# start of Extracted records

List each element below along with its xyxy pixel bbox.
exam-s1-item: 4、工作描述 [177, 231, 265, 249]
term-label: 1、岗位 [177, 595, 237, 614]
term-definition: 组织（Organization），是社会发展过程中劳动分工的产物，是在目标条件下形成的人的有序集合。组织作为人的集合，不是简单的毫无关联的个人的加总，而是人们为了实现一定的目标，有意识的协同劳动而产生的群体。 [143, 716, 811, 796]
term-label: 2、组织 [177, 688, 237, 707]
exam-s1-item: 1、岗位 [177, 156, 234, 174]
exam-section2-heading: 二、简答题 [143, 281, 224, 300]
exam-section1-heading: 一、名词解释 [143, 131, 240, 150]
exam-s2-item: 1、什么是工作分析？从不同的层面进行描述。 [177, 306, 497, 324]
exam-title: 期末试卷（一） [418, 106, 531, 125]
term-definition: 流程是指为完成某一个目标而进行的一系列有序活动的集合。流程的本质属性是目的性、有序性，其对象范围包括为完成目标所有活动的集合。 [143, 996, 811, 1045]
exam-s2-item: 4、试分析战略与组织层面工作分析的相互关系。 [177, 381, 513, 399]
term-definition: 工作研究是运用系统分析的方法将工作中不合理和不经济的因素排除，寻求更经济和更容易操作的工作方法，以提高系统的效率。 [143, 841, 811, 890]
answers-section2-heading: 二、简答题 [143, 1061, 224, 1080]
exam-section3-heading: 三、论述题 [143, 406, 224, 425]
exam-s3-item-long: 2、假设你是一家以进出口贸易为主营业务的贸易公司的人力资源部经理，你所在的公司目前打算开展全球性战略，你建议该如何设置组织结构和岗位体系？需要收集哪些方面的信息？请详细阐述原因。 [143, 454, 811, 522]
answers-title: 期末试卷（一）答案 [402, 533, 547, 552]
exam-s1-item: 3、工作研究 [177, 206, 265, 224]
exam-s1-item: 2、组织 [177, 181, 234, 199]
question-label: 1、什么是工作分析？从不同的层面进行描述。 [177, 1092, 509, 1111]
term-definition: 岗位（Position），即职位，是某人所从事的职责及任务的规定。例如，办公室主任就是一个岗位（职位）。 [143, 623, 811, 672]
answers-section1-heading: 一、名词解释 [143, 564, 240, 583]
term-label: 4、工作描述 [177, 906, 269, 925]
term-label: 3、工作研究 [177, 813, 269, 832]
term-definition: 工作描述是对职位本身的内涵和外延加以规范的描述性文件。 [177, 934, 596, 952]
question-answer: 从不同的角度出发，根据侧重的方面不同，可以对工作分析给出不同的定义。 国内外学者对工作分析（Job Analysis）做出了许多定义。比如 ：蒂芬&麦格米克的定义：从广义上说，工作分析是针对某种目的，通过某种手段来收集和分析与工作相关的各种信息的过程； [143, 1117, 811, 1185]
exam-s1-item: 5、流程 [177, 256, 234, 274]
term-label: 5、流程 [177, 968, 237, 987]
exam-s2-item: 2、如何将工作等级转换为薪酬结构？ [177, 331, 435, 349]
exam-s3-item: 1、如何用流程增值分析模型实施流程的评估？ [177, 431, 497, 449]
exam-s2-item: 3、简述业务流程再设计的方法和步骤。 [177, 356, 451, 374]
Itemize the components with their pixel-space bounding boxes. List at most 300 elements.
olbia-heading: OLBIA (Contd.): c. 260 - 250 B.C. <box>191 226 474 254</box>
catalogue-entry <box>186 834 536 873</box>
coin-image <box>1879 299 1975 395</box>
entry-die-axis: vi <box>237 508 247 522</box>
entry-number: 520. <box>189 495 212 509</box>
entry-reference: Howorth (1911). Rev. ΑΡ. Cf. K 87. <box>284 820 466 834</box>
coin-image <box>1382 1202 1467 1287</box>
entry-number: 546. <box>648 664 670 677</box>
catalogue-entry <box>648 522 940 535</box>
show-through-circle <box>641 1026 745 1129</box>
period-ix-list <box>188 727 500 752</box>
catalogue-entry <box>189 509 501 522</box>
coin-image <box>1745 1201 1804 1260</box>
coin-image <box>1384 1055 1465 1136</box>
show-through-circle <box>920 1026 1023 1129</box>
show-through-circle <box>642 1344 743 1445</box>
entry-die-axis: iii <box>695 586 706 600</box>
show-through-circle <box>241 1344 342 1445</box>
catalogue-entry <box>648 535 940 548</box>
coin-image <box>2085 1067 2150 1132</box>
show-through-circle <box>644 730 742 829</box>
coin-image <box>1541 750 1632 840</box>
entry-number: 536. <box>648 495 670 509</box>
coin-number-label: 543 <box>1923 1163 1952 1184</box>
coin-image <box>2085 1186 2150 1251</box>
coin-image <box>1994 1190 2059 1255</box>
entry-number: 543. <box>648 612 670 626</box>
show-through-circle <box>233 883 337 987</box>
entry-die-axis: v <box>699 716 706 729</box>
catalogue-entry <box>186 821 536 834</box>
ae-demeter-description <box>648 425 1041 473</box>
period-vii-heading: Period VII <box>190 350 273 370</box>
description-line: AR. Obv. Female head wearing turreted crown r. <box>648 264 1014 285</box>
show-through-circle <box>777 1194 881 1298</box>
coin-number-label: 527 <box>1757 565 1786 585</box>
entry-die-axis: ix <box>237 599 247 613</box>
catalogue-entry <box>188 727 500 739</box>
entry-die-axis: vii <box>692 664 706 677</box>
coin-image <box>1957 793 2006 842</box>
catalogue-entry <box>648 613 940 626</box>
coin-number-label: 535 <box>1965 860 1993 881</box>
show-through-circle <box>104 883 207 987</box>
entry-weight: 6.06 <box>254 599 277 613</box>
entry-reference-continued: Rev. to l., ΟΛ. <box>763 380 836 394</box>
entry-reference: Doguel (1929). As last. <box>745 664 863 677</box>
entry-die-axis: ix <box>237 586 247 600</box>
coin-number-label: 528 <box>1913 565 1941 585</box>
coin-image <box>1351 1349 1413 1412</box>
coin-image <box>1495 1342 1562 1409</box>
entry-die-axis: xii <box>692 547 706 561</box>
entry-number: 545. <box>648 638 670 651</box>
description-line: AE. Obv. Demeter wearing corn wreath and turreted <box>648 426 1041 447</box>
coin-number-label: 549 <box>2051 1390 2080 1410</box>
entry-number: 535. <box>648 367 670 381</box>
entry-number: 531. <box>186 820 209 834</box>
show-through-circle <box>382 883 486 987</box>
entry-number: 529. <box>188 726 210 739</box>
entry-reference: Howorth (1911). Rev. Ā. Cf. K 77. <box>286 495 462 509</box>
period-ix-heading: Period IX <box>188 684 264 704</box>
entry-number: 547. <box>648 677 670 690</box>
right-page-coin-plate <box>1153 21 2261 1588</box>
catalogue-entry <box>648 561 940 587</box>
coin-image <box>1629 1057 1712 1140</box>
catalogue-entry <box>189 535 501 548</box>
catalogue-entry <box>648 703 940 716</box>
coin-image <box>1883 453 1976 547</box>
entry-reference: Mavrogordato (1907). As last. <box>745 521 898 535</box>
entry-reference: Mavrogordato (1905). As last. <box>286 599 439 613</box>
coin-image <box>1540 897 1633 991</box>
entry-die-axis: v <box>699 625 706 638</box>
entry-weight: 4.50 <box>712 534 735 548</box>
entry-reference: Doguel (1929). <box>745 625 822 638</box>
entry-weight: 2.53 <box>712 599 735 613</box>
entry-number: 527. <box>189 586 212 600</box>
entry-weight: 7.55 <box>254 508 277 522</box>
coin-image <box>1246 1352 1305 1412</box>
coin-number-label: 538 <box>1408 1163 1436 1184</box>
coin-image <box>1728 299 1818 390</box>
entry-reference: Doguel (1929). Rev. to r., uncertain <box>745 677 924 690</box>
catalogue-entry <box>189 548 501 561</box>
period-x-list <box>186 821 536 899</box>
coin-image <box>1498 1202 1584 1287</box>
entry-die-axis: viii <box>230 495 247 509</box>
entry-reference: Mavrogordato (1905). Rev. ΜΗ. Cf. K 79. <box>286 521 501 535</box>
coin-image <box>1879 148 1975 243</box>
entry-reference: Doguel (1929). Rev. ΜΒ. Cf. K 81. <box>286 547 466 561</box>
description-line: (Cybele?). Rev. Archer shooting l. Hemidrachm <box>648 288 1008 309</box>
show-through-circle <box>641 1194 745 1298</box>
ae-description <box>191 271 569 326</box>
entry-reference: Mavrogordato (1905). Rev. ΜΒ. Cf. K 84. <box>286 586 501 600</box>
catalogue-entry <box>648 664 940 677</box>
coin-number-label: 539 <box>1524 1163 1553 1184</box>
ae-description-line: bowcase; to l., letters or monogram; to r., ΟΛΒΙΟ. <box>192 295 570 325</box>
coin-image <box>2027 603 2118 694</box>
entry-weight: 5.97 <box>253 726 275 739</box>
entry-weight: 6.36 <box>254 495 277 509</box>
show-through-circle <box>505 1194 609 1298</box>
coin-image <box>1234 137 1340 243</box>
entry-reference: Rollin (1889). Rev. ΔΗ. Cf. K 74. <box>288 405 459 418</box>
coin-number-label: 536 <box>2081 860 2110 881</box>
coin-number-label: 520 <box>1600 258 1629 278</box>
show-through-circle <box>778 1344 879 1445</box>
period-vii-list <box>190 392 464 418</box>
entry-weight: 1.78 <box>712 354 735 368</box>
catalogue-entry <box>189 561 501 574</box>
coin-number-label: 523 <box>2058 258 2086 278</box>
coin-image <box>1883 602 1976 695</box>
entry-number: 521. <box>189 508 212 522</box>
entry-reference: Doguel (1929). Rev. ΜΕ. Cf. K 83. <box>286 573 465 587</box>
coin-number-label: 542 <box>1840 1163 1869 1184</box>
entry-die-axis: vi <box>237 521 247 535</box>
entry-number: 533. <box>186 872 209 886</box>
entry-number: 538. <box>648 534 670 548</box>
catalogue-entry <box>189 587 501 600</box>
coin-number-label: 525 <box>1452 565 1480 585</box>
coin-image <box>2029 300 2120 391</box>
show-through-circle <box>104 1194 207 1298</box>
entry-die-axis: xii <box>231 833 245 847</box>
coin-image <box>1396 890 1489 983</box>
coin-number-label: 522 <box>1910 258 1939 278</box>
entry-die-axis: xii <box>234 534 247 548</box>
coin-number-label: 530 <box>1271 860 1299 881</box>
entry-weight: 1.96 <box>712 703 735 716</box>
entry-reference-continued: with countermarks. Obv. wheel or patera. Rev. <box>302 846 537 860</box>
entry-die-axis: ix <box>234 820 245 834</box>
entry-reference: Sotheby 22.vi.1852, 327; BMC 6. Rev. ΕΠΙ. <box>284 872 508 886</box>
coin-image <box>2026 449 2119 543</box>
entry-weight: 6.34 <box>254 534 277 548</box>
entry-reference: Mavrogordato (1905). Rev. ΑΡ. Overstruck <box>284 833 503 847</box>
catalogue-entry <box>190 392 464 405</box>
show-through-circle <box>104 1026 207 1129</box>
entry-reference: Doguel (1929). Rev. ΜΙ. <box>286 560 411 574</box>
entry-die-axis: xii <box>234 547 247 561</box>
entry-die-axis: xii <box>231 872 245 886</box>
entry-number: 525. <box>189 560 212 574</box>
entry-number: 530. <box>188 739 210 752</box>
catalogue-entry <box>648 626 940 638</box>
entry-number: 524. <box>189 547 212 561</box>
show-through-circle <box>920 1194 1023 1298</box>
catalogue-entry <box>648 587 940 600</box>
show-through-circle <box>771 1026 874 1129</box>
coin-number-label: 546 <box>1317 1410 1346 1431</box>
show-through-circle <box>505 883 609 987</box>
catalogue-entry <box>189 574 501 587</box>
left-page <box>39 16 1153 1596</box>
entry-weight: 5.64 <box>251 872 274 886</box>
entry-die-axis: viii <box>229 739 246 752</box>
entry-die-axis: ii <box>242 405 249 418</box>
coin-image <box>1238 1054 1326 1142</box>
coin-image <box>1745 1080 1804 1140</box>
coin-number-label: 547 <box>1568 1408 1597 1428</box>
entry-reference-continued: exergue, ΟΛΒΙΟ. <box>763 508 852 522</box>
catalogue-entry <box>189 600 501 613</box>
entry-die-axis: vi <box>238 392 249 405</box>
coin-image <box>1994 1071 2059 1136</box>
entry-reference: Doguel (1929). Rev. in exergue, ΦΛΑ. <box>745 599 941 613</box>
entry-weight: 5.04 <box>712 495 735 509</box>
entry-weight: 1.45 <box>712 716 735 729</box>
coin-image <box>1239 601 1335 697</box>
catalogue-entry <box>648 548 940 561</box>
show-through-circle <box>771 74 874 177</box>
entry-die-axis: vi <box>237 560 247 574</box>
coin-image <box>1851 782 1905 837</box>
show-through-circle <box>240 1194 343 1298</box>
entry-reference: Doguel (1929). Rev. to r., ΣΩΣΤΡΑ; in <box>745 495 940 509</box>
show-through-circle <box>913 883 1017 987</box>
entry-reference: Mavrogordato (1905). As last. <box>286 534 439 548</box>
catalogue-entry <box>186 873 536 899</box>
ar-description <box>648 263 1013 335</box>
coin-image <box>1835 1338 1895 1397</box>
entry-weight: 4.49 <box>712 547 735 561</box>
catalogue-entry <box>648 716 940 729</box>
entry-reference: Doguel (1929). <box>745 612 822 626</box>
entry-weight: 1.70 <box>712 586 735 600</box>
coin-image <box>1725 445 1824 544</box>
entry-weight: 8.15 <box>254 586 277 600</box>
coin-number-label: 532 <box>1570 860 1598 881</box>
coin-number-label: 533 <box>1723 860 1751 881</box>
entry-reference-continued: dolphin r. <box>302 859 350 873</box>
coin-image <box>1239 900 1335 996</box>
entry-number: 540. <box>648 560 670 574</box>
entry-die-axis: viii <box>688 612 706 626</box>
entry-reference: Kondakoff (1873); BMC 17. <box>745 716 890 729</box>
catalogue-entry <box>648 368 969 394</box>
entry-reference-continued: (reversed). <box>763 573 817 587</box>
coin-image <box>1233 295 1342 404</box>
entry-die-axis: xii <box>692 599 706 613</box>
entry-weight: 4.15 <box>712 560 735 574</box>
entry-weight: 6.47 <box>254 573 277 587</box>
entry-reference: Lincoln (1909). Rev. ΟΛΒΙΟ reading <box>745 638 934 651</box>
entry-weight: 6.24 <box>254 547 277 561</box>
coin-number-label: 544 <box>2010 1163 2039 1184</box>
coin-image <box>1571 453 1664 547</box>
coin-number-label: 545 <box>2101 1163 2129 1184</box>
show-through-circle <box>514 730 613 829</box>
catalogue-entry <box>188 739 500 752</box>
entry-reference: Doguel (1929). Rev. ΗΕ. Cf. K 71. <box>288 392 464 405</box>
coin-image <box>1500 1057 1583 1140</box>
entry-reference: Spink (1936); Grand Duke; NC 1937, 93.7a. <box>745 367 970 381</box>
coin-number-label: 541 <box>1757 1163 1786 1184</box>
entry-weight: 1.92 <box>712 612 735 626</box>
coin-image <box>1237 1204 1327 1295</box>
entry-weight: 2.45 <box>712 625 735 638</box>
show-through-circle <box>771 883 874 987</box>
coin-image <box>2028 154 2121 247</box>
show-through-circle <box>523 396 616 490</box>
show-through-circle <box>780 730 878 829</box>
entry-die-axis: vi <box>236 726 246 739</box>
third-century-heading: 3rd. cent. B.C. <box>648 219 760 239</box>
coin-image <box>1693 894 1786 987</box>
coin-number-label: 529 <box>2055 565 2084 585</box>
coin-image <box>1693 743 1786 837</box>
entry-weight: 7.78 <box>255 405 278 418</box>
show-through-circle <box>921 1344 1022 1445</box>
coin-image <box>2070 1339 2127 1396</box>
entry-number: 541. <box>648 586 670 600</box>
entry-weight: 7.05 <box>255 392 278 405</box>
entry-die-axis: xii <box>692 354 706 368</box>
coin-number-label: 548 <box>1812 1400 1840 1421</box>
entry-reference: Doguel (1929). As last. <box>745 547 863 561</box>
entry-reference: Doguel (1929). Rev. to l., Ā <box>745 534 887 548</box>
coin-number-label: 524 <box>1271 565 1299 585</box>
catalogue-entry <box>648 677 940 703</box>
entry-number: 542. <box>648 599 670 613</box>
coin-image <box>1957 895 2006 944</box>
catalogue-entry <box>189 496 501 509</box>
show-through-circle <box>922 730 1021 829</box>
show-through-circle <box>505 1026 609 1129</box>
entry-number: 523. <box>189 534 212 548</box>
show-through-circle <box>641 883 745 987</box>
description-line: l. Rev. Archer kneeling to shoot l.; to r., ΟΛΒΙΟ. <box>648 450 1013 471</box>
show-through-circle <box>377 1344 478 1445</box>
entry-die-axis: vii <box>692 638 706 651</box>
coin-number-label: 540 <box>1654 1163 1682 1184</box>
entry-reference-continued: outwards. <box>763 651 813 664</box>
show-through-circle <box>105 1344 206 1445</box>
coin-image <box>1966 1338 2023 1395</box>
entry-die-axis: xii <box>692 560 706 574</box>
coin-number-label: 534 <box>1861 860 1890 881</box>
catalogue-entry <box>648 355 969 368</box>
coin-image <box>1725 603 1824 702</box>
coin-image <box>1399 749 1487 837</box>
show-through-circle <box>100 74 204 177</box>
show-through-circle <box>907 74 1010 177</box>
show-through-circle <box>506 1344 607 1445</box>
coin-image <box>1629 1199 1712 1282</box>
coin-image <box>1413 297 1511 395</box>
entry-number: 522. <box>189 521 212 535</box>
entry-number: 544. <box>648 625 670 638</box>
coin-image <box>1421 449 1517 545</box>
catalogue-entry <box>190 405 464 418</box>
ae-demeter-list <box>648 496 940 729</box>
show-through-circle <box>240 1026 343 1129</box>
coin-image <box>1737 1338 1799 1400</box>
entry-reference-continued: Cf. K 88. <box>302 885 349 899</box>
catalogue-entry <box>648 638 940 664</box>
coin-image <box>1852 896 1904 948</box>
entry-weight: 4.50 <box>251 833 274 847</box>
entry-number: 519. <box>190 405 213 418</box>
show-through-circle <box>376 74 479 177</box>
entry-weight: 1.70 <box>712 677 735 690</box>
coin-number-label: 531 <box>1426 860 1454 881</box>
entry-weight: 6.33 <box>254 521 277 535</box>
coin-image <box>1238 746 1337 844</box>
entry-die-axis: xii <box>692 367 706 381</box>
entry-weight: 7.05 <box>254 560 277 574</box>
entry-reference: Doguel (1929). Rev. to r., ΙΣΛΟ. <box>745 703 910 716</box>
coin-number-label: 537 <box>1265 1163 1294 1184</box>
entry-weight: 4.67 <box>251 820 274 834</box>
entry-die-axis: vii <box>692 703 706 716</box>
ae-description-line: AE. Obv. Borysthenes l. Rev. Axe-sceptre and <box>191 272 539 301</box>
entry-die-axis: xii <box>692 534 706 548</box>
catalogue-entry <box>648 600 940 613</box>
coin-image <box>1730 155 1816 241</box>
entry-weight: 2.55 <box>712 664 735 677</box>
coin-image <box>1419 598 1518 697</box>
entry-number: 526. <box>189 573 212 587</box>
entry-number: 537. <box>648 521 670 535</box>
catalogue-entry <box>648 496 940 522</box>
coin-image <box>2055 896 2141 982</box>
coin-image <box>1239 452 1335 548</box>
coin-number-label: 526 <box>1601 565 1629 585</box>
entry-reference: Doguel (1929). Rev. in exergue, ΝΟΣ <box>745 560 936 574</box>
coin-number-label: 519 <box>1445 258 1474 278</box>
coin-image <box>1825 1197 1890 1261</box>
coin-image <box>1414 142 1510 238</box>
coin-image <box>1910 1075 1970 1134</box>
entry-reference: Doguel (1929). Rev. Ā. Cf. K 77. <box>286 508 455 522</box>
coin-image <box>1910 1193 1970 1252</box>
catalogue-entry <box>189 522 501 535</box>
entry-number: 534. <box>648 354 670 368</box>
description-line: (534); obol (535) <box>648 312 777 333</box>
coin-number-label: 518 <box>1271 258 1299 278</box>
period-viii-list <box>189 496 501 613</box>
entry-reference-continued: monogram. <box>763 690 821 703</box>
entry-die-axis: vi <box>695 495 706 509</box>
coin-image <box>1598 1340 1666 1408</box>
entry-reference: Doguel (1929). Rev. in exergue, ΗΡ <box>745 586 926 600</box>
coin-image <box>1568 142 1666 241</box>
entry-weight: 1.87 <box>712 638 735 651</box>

# end of Extracted records

Requirement: Reproduce the lines verbatim, starting at the first line and ending at the line that contains "934, 596, 952]".

Problem solution:
List each element below along with its xyxy pixel bbox.
exam-s1-item: 4、工作描述 [177, 231, 265, 249]
term-label: 1、岗位 [177, 595, 237, 614]
term-definition: 组织（Organization），是社会发展过程中劳动分工的产物，是在目标条件下形成的人的有序集合。组织作为人的集合，不是简单的毫无关联的个人的加总，而是人们为了实现一定的目标，有意识的协同劳动而产生的群体。 [143, 716, 811, 796]
term-label: 2、组织 [177, 688, 237, 707]
exam-s1-item: 1、岗位 [177, 156, 234, 174]
exam-section2-heading: 二、简答题 [143, 281, 224, 300]
exam-section1-heading: 一、名词解释 [143, 131, 240, 150]
exam-s2-item: 1、什么是工作分析？从不同的层面进行描述。 [177, 306, 497, 324]
exam-title: 期末试卷（一） [418, 106, 531, 125]
term-definition: 流程是指为完成某一个目标而进行的一系列有序活动的集合。流程的本质属性是目的性、有序性，其对象范围包括为完成目标所有活动的集合。 [143, 996, 811, 1045]
exam-s2-item: 4、试分析战略与组织层面工作分析的相互关系。 [177, 381, 513, 399]
term-definition: 工作研究是运用系统分析的方法将工作中不合理和不经济的因素排除，寻求更经济和更容易操作的工作方法，以提高系统的效率。 [143, 841, 811, 890]
answers-section2-heading: 二、简答题 [143, 1061, 224, 1080]
exam-section3-heading: 三、论述题 [143, 406, 224, 425]
exam-s3-item-long: 2、假设你是一家以进出口贸易为主营业务的贸易公司的人力资源部经理，你所在的公司目前打算开展全球性战略，你建议该如何设置组织结构和岗位体系？需要收集哪些方面的信息？请详细阐述原因。 [143, 454, 811, 522]
answers-title: 期末试卷（一）答案 [402, 533, 547, 552]
exam-s1-item: 3、工作研究 [177, 206, 265, 224]
exam-s1-item: 2、组织 [177, 181, 234, 199]
question-label: 1、什么是工作分析？从不同的层面进行描述。 [177, 1092, 509, 1111]
term-definition: 岗位（Position），即职位，是某人所从事的职责及任务的规定。例如，办公室主任就是一个岗位（职位）。 [143, 623, 811, 672]
answers-section1-heading: 一、名词解释 [143, 564, 240, 583]
term-label: 4、工作描述 [177, 906, 269, 925]
term-label: 3、工作研究 [177, 813, 269, 832]
term-definition: 工作描述是对职位本身的内涵和外延加以规范的描述性文件。 [177, 934, 596, 952]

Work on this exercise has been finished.